* What you will do *
Copy out each line of the material below that holds the string "ffffff".

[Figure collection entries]

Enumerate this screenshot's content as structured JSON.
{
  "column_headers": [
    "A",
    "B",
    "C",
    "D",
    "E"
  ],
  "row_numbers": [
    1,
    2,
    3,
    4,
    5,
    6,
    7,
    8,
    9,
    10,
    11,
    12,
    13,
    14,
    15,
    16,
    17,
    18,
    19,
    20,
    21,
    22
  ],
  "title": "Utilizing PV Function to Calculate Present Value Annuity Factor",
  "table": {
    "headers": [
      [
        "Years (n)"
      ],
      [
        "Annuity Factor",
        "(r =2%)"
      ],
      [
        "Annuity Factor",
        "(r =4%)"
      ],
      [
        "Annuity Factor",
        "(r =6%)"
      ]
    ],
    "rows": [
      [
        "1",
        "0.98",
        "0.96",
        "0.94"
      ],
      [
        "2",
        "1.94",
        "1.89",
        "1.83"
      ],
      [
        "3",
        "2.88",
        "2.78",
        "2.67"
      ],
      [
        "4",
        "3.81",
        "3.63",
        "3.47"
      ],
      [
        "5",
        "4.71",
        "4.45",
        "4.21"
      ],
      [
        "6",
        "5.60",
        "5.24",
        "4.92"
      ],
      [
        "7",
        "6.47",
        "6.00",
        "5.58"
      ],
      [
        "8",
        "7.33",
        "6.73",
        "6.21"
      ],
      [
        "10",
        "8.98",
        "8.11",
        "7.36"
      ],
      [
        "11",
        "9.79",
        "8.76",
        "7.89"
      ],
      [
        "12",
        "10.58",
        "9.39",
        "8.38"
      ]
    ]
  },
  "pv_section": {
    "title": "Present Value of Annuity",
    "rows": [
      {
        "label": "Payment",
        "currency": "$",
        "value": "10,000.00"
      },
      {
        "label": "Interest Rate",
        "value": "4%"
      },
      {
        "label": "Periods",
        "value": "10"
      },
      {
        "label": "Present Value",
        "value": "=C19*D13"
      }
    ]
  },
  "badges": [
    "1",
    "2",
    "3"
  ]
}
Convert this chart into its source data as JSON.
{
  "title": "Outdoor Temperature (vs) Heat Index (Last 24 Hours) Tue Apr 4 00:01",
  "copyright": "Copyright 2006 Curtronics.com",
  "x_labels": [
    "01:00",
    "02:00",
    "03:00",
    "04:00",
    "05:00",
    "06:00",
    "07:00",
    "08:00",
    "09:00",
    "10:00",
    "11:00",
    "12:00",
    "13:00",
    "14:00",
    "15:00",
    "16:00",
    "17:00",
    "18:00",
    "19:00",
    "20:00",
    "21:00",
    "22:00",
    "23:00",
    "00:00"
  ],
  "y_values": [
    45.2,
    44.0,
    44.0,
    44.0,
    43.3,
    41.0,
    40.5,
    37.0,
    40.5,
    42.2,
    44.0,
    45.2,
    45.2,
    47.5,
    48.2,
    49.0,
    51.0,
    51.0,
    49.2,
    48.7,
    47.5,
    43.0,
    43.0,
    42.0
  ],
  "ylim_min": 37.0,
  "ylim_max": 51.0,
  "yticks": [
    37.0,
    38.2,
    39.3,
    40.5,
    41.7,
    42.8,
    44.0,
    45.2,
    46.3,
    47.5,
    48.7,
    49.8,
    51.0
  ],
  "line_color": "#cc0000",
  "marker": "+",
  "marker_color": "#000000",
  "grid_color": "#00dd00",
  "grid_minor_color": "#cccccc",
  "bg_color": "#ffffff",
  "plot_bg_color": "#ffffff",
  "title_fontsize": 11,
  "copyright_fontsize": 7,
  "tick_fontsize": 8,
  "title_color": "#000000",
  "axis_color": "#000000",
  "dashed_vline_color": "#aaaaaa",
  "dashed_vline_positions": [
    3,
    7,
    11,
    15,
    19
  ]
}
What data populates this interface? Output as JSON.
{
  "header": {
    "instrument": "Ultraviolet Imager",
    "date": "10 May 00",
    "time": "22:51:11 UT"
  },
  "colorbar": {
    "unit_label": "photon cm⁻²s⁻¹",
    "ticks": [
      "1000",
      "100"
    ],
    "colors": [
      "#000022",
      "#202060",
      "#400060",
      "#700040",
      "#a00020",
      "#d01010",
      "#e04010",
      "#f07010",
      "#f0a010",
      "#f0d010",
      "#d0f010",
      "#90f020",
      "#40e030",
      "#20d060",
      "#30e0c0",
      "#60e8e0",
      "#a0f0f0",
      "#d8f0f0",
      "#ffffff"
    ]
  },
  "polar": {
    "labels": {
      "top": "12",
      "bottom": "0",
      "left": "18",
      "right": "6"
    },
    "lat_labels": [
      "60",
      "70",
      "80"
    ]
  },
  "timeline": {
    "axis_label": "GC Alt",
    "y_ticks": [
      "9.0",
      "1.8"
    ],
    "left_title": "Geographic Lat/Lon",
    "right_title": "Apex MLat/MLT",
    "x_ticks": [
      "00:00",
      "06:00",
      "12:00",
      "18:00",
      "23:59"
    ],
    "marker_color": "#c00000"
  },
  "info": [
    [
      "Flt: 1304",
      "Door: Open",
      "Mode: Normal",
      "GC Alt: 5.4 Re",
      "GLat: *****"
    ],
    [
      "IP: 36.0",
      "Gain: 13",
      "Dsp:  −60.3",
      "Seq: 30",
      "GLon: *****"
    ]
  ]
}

* Task solution *
  "bg_color": "#ffffff",
  "plot_bg_color": "#ffffff",
      "#ffffff"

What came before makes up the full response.